*WHAT IS ASKED*
Skip the pictures and repeat each line of the data exactly.

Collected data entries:
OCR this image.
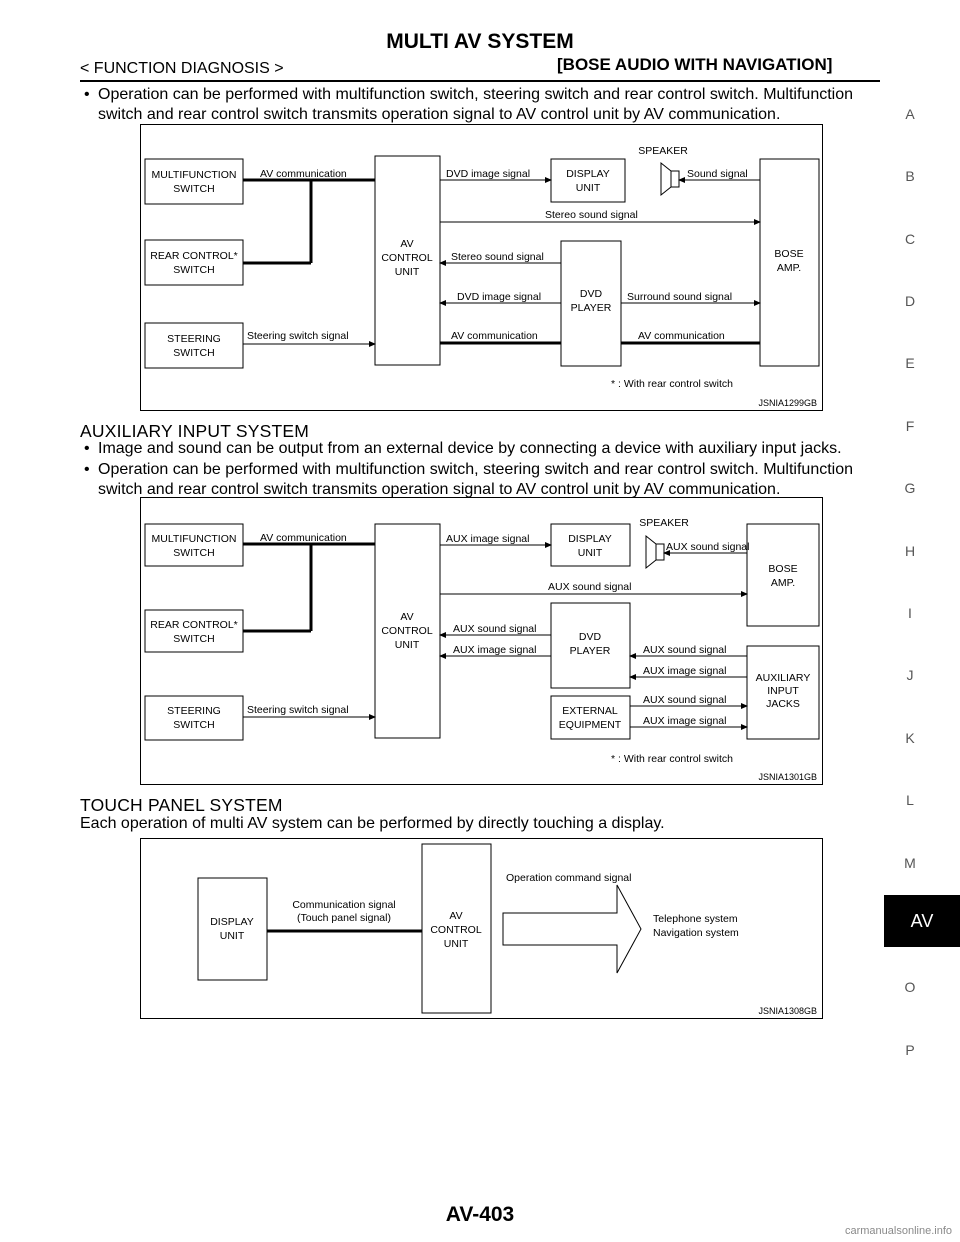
MULTI AV SYSTEM
< FUNCTION DIAGNOSIS >	[BOSE AUDIO WITH NAVIGATION]
• Operation can be performed with multifunction switch, steering switch and rear control switch. Multifunction switch and rear control switch transmits operation signal to AV control unit by AV communication.
MULTIFUNCTION
SWITCH
REAR CONTROL*
SWITCH
STEERING
SWITCH
AV
CONTROL
UNIT
DISPLAY
UNIT
DVD
PLAYER
BOSE
AMP.
SPEAKER
AV communication
Steering switch signal
DVD image signal	Sound signal
Stereo sound signal
Stereo sound signal
DVD image signal
AV communication
Surround sound signal
AV communication
* : With rear control switch
JSNIA1299GB
AUXILIARY INPUT SYSTEM
• Image and sound can be output from an external device by connecting a device with auxiliary input jacks.
• Operation can be performed with multifunction switch, steering switch and rear control switch. Multifunction switch and rear control switch transmits operation signal to AV control unit by AV communication.
MULTIFUNCTION
SWITCH
REAR CONTROL*
SWITCH
STEERING
SWITCH
AV
CONTROL
UNIT
DISPLAY
UNIT
DVD
PLAYER
EXTERNAL
EQUIPMENT
BOSE
AMP.
AUXILIARY
INPUT
JACKS
SPEAKER
AV communication
Steering switch signal
AUX image signal
AUX sound signal
AUX sound signal
AUX sound signal
AUX image signal	AUX sound signal
AUX image signal
AUX sound signal
AUX image signal
* : With rear control switch
JSNIA1301GB
TOUCH PANEL SYSTEM
Each operation of multi AV system can be performed by directly touching a display.
DISPLAY
UNIT
AV
CONTROL
UNIT
Communication signal
(Touch panel signal)
Operation command signal
Telephone system
Navigation system
JSNIA1308GB
A
B
C
D
E
F
G
H
I
J
K
L
M
AV
O
P
AV-403
carmanualsonline.info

*TASK RESPONSE*
OCR this image.
MULTI AV SYSTEM
< FUNCTION DIAGNOSIS >	[BOSE AUDIO WITH NAVIGATION]
• Operation can be performed with multifunction switch, steering switch and rear control switch. Multifunction switch and rear control switch transmits operation signal to AV control unit by AV communication.
MULTIFUNCTION
SWITCH
REAR CONTROL*
SWITCH
STEERING
SWITCH
AV
CONTROL
UNIT
DISPLAY
UNIT
DVD
PLAYER
BOSE
AMP.
SPEAKER
AV communication
Steering switch signal
DVD image signal	Sound signal
Stereo sound signal
Stereo sound signal
DVD image signal
AV communication
Surround sound signal
AV communication
* : With rear control switch
JSNIA1299GB
AUXILIARY INPUT SYSTEM
• Image and sound can be output from an external device by connecting a device with auxiliary input jacks.
• Operation can be performed with multifunction switch, steering switch and rear control switch. Multifunction switch and rear control switch transmits operation signal to AV control unit by AV communication.
MULTIFUNCTION
SWITCH
REAR CONTROL*
SWITCH
STEERING
SWITCH
AV
CONTROL
UNIT
DISPLAY
UNIT
DVD
PLAYER
EXTERNAL
EQUIPMENT
BOSE
AMP.
AUXILIARY
INPUT
JACKS
SPEAKER
AV communication
Steering switch signal
AUX image signal
AUX sound signal
AUX sound signal
AUX sound signal
AUX image signal	AUX sound signal
AUX image signal
AUX sound signal
AUX image signal
* : With rear control switch
JSNIA1301GB
TOUCH PANEL SYSTEM
Each operation of multi AV system can be performed by directly touching a display.
DISPLAY
UNIT
AV
CONTROL
UNIT
Communication signal
(Touch panel signal)
Operation command signal
Telephone system
Navigation system
JSNIA1308GB
A
B
C
D
E
F
G
H
I
J
K
L
M
AV
O
P
AV-403
carmanualsonline.info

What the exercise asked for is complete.